──────── EXTRACTED RECORDS

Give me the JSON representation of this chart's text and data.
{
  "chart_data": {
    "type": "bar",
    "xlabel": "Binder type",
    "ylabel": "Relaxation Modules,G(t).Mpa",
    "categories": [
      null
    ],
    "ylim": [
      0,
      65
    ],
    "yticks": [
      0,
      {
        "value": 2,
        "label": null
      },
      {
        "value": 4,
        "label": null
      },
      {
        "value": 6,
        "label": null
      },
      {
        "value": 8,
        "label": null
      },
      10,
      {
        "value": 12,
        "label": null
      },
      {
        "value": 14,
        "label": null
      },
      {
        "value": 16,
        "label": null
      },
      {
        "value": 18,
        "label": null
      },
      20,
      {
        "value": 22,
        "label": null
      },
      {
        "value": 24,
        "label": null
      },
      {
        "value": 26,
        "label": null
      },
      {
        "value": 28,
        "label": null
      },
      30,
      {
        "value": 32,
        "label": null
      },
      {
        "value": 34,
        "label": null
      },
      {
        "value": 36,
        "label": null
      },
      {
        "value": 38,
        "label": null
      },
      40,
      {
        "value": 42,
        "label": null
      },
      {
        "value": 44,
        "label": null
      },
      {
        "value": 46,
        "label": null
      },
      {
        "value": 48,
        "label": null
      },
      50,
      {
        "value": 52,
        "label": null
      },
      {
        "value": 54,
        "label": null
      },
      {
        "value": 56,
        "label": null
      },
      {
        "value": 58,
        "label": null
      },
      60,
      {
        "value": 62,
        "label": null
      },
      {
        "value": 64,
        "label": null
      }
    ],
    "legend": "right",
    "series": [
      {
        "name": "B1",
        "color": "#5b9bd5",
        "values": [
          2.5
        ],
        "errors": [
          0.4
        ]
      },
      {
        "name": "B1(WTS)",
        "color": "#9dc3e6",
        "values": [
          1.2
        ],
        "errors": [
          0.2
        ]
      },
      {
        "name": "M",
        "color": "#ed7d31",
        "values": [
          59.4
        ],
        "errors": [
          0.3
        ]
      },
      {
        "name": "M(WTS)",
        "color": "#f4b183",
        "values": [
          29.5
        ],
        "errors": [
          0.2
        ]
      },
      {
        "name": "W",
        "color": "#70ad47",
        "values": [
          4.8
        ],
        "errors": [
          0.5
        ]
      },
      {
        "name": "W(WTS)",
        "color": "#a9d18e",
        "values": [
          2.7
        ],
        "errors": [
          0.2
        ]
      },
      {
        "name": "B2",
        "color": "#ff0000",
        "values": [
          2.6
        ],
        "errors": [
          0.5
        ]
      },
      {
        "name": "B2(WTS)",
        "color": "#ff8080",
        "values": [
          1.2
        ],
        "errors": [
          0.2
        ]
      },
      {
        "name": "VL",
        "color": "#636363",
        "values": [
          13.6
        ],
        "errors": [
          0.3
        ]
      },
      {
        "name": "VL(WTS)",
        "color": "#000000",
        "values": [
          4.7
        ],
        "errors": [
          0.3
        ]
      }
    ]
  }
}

────────────────

◆ GOAL OF THE EXERCISE ◆
Transcribe all the entries, keeping each one exactly as it is.

◆ EXERCISE OUTPUT ◆
Give me the JSON representation of this chart's text and data.
{
  "chart_data": {
    "type": "bar",
    "xlabel": "Binder type",
    "ylabel": "Relaxation Modules,G(t).Mpa",
    "categories": [
      null
    ],
    "ylim": [
      0,
      65
    ],
    "yticks": [
      0,
      {
        "value": 2,
        "label": null
      },
      {
        "value": 4,
        "label": null
      },
      {
        "value": 6,
        "label": null
      },
      {
        "value": 8,
        "label": null
      },
      10,
      {
        "value": 12,
        "label": null
      },
      {
        "value": 14,
        "label": null
      },
      {
        "value": 16,
        "label": null
      },
      {
        "value": 18,
        "label": null
      },
      20,
      {
        "value": 22,
        "label": null
      },
      {
        "value": 24,
        "label": null
      },
      {
        "value": 26,
        "label": null
      },
      {
        "value": 28,
        "label": null
      },
      30,
      {
        "value": 32,
        "label": null
      },
      {
        "value": 34,
        "label": null
      },
      {
        "value": 36,
        "label": null
      },
      {
        "value": 38,
        "label": null
      },
      40,
      {
        "value": 42,
        "label": null
      },
      {
        "value": 44,
        "label": null
      },
      {
        "value": 46,
        "label": null
      },
      {
        "value": 48,
        "label": null
      },
      50,
      {
        "value": 52,
        "label": null
      },
      {
        "value": 54,
        "label": null
      },
      {
        "value": 56,
        "label": null
      },
      {
        "value": 58,
        "label": null
      },
      60,
      {
        "value": 62,
        "label": null
      },
      {
        "value": 64,
        "label": null
      }
    ],
    "legend": "right",
    "series": [
      {
        "name": "B1",
        "color": "#5b9bd5",
        "values": [
          2.5
        ],
        "errors": [
          0.4
        ]
      },
      {
        "name": "B1(WTS)",
        "color": "#9dc3e6",
        "values": [
          1.2
        ],
        "errors": [
          0.2
        ]
      },
      {
        "name": "M",
        "color": "#ed7d31",
        "values": [
          59.4
        ],
        "errors": [
          0.3
        ]
      },
      {
        "name": "M(WTS)",
        "color": "#f4b183",
        "values": [
          29.5
        ],
        "errors": [
          0.2
        ]
      },
      {
        "name": "W",
        "color": "#70ad47",
        "values": [
          4.8
        ],
        "errors": [
          0.5
        ]
      },
      {
        "name": "W(WTS)",
        "color": "#a9d18e",
        "values": [
          2.7
        ],
        "errors": [
          0.2
        ]
      },
      {
        "name": "B2",
        "color": "#ff0000",
        "values": [
          2.6
        ],
        "errors": [
          0.5
        ]
      },
      {
        "name": "B2(WTS)",
        "color": "#ff8080",
        "values": [
          1.2
        ],
        "errors": [
          0.2
        ]
      },
      {
        "name": "VL",
        "color": "#636363",
        "values": [
          13.6
        ],
        "errors": [
          0.3
        ]
      },
      {
        "name": "VL(WTS)",
        "color": "#000000",
        "values": [
          4.7
        ],
        "errors": [
          0.3
        ]
      }
    ]
  }
}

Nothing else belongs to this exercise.